▶ _What to produce_
Every line must be returned precisely as it is written.

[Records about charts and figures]
# # #
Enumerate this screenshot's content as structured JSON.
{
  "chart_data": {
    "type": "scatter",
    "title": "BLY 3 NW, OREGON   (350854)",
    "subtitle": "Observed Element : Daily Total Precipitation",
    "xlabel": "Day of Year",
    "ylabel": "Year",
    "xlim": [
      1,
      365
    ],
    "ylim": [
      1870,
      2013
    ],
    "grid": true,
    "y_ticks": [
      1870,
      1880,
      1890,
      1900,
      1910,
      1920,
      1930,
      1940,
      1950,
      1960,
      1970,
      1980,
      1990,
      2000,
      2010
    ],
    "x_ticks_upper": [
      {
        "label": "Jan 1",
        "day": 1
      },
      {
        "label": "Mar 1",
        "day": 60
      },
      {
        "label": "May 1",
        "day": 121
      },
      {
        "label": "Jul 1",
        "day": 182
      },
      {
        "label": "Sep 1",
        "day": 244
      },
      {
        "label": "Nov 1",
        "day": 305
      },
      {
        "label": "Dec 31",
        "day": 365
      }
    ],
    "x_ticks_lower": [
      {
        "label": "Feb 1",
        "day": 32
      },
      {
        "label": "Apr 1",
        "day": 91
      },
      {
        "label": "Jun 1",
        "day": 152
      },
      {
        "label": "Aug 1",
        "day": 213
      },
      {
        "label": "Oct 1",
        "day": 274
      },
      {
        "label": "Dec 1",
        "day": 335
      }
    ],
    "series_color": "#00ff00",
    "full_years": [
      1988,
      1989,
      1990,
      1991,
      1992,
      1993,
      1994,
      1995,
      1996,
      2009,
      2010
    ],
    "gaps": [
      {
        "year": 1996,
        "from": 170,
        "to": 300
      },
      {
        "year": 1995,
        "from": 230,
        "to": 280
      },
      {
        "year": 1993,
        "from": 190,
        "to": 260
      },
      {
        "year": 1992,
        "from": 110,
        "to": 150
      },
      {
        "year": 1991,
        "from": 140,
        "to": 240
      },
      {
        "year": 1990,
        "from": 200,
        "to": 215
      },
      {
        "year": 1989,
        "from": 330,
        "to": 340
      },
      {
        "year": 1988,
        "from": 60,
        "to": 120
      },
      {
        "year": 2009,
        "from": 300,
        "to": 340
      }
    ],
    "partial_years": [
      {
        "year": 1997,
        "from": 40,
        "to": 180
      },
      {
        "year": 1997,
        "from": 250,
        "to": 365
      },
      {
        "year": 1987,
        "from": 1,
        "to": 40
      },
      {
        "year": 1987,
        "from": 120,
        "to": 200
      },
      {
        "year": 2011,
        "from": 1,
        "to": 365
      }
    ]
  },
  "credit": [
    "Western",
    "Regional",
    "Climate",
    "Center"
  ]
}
# # #
▶ _Solution below_
Enumerate this screenshot's content as structured JSON.
{
  "chart_data": {
    "type": "scatter",
    "title": "BLY 3 NW, OREGON   (350854)",
    "subtitle": "Observed Element : Daily Total Precipitation",
    "xlabel": "Day of Year",
    "ylabel": "Year",
    "xlim": [
      1,
      365
    ],
    "ylim": [
      1870,
      2013
    ],
    "grid": true,
    "y_ticks": [
      1870,
      1880,
      1890,
      1900,
      1910,
      1920,
      1930,
      1940,
      1950,
      1960,
      1970,
      1980,
      1990,
      2000,
      2010
    ],
    "x_ticks_upper": [
      {
        "label": "Jan 1",
        "day": 1
      },
      {
        "label": "Mar 1",
        "day": 60
      },
      {
        "label": "May 1",
        "day": 121
      },
      {
        "label": "Jul 1",
        "day": 182
      },
      {
        "label": "Sep 1",
        "day": 244
      },
      {
        "label": "Nov 1",
        "day": 305
      },
      {
        "label": "Dec 31",
        "day": 365
      }
    ],
    "x_ticks_lower": [
      {
        "label": "Feb 1",
        "day": 32
      },
      {
        "label": "Apr 1",
        "day": 91
      },
      {
        "label": "Jun 1",
        "day": 152
      },
      {
        "label": "Aug 1",
        "day": 213
      },
      {
        "label": "Oct 1",
        "day": 274
      },
      {
        "label": "Dec 1",
        "day": 335
      }
    ],
    "series_color": "#00ff00",
    "full_years": [
      1988,
      1989,
      1990,
      1991,
      1992,
      1993,
      1994,
      1995,
      1996,
      2009,
      2010
    ],
    "gaps": [
      {
        "year": 1996,
        "from": 170,
        "to": 300
      },
      {
        "year": 1995,
        "from": 230,
        "to": 280
      },
      {
        "year": 1993,
        "from": 190,
        "to": 260
      },
      {
        "year": 1992,
        "from": 110,
        "to": 150
      },
      {
        "year": 1991,
        "from": 140,
        "to": 240
      },
      {
        "year": 1990,
        "from": 200,
        "to": 215
      },
      {
        "year": 1989,
        "from": 330,
        "to": 340
      },
      {
        "year": 1988,
        "from": 60,
        "to": 120
      },
      {
        "year": 2009,
        "from": 300,
        "to": 340
      }
    ],
    "partial_years": [
      {
        "year": 1997,
        "from": 40,
        "to": 180
      },
      {
        "year": 1997,
        "from": 250,
        "to": 365
      },
      {
        "year": 1987,
        "from": 1,
        "to": 40
      },
      {
        "year": 1987,
        "from": 120,
        "to": 200
      },
      {
        "year": 2011,
        "from": 1,
        "to": 365
      }
    ]
  },
  "credit": [
    "Western",
    "Regional",
    "Climate",
    "Center"
  ]
}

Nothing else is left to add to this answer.